• _Written problem_
Find each line with the string "support" and report it.

• _Supplied entries_
◆ ◆ ◆ ◆ ◆

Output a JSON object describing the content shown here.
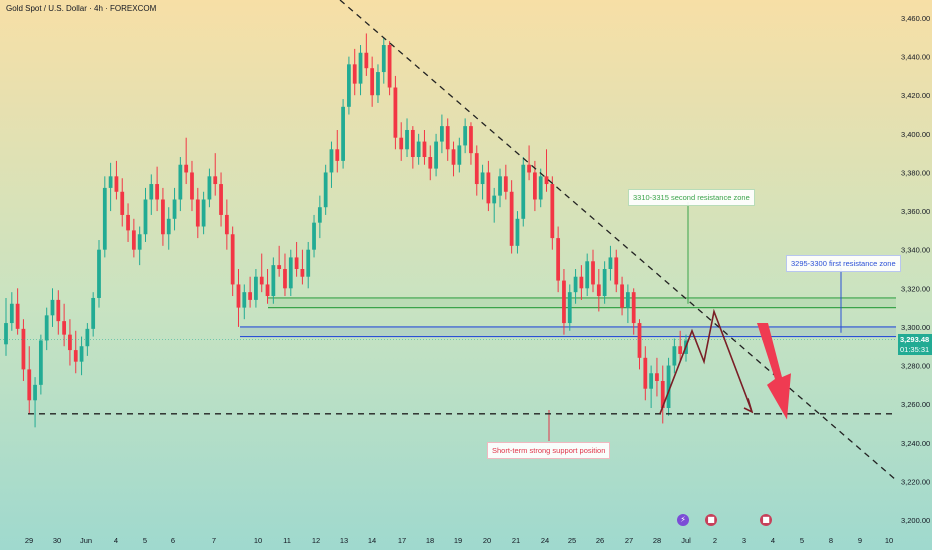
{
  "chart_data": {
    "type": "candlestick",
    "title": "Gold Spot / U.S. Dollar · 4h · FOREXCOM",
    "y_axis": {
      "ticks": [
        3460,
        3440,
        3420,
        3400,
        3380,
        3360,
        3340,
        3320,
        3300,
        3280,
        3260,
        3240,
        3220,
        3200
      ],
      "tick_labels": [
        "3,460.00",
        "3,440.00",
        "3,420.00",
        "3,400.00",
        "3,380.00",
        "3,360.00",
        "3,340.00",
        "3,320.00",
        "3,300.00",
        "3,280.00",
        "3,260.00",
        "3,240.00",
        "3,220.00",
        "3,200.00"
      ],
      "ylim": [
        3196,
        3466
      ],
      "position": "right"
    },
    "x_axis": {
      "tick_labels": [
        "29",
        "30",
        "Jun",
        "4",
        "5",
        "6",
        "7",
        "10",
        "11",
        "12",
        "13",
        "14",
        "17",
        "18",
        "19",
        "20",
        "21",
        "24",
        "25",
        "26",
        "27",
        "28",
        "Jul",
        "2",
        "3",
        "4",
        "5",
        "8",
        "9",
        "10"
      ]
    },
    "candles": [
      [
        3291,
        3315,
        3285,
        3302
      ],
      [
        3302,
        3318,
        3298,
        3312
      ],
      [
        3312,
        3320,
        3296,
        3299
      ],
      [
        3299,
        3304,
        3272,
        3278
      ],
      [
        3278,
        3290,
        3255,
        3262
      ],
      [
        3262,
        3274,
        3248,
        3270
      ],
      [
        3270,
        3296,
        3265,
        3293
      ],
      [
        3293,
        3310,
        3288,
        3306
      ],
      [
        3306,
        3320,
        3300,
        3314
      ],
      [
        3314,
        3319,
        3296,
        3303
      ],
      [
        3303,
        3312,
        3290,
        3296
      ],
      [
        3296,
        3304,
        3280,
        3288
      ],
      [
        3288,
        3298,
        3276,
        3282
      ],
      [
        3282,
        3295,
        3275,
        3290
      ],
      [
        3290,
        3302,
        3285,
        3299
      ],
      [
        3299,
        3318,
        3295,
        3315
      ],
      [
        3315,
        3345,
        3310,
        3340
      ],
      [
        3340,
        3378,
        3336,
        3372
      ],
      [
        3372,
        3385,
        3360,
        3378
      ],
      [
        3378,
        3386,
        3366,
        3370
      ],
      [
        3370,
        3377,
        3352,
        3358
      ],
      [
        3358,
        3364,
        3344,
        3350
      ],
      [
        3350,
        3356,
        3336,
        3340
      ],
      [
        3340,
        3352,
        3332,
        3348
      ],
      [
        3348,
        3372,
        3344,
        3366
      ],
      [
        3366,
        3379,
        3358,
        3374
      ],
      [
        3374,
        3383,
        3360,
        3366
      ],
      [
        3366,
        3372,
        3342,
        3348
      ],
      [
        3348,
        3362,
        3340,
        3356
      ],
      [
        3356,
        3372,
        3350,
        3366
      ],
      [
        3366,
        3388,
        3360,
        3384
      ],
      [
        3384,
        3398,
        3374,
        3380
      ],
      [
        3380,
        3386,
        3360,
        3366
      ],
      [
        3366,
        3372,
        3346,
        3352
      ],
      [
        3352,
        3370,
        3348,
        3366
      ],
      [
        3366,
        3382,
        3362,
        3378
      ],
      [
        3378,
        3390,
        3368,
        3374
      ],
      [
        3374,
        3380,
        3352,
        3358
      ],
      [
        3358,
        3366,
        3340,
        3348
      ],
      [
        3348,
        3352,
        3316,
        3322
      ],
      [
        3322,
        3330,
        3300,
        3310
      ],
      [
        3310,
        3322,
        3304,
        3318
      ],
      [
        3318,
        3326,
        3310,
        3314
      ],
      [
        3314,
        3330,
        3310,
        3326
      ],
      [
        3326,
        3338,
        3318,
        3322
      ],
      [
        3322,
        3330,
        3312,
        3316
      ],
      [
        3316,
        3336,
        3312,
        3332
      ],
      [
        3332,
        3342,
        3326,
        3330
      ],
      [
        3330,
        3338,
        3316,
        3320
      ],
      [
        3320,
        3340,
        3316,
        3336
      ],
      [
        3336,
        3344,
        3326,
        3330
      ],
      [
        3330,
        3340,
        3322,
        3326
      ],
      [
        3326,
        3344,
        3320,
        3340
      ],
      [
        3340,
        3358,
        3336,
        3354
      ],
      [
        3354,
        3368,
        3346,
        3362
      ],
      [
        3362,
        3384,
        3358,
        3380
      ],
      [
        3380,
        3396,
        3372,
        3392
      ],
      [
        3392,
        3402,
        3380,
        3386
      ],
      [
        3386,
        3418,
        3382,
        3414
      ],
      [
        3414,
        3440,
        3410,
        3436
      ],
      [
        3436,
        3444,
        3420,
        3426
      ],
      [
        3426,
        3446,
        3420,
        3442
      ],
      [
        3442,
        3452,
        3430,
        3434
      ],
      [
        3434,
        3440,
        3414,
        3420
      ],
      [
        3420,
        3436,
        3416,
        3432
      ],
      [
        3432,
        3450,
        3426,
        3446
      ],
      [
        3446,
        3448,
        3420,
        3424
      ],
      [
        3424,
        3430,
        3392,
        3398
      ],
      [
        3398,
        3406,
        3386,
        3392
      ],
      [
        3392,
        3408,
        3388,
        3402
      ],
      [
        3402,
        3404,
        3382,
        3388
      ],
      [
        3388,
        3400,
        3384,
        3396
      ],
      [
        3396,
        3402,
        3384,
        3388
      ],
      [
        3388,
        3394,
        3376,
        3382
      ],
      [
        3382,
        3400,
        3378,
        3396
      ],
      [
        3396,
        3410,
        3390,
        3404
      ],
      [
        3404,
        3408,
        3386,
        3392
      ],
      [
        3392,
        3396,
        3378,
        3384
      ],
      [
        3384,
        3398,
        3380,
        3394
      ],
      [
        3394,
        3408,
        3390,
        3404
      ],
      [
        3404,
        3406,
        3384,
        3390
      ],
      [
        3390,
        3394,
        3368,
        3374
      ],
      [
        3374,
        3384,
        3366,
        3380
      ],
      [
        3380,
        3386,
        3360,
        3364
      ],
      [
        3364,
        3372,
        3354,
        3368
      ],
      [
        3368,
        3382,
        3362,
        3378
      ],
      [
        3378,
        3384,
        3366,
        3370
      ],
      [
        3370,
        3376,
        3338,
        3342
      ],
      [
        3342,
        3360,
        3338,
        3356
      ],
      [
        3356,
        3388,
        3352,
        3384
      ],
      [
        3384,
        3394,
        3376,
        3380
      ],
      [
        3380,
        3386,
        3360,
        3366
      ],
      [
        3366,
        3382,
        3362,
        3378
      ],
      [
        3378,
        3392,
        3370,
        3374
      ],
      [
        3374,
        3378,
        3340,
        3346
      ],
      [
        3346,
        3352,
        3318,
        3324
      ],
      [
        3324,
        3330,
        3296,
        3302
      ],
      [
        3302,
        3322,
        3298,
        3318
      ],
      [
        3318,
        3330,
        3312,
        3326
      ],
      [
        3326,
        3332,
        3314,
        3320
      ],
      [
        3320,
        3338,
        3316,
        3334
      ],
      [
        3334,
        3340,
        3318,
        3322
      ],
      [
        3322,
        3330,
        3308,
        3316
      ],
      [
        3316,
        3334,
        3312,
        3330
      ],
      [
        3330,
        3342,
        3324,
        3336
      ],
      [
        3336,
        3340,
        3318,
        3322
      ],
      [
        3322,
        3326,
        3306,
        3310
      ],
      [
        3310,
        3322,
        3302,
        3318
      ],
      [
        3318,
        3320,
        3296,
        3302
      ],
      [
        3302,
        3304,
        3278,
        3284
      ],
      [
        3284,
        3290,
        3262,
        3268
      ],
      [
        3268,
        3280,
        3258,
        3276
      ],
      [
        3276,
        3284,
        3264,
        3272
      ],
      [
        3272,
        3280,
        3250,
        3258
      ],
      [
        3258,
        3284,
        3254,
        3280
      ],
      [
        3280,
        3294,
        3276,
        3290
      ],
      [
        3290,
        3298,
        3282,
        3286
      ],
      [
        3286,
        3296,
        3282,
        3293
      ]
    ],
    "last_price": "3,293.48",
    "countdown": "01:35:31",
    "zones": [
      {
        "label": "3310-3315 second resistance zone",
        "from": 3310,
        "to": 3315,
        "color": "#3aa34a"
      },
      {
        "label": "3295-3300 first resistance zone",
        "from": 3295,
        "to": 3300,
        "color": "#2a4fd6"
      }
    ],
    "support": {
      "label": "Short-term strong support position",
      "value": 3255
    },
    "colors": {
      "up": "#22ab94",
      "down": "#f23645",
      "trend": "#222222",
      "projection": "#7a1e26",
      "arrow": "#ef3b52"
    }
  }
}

◆ ◆ ◆ ◆ ◆

• _Exercise output_
    "support": {
      "label": "Short-term strong support position",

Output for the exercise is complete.